## Aim:
Reproduce all the lines below exactly and omit the images.

## Records to use:
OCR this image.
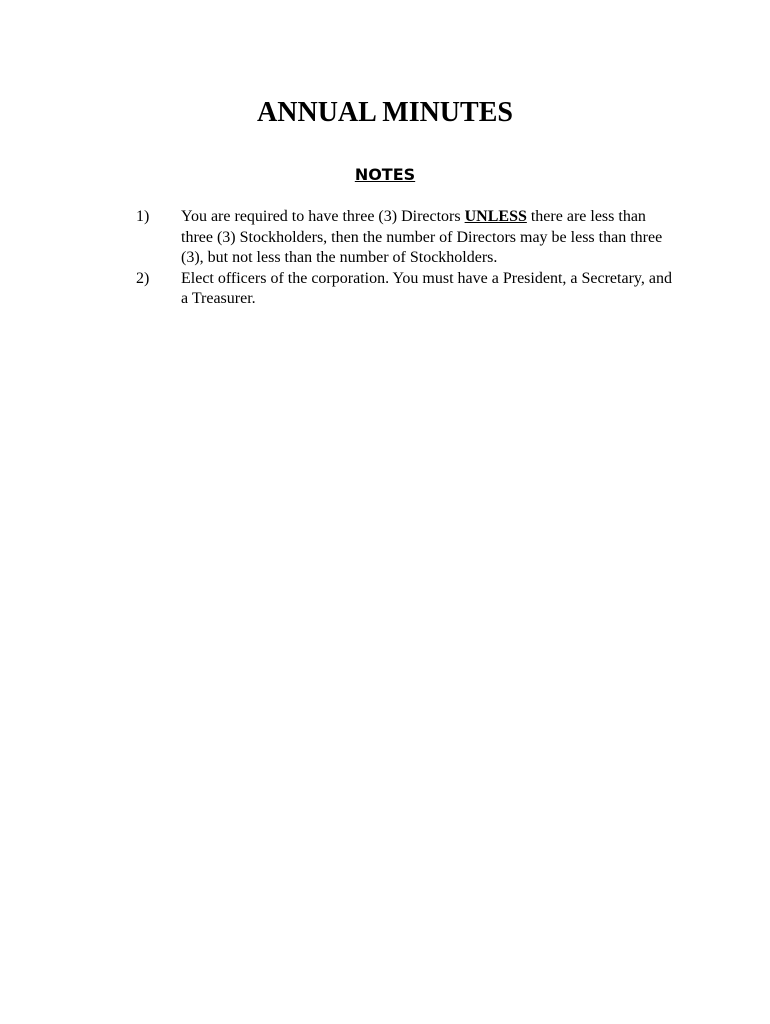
ANNUAL MINUTES
NOTES
1)	You are required to have three (3) Directors UNLESS there are less than three (3) Stockholders, then the number of Directors may be less than three (3), but not less than the number of Stockholders.
2)	Elect officers of the corporation. You must have a President, a Secretary, and a Treasurer.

## Complete response:
OCR this image.
ANNUAL MINUTES
NOTES
1)	You are required to have three (3) Directors UNLESS there are less than three (3) Stockholders, then the number of Directors may be less than three (3), but not less than the number of Stockholders.
2)	Elect officers of the corporation. You must have a President, a Secretary, and a Treasurer.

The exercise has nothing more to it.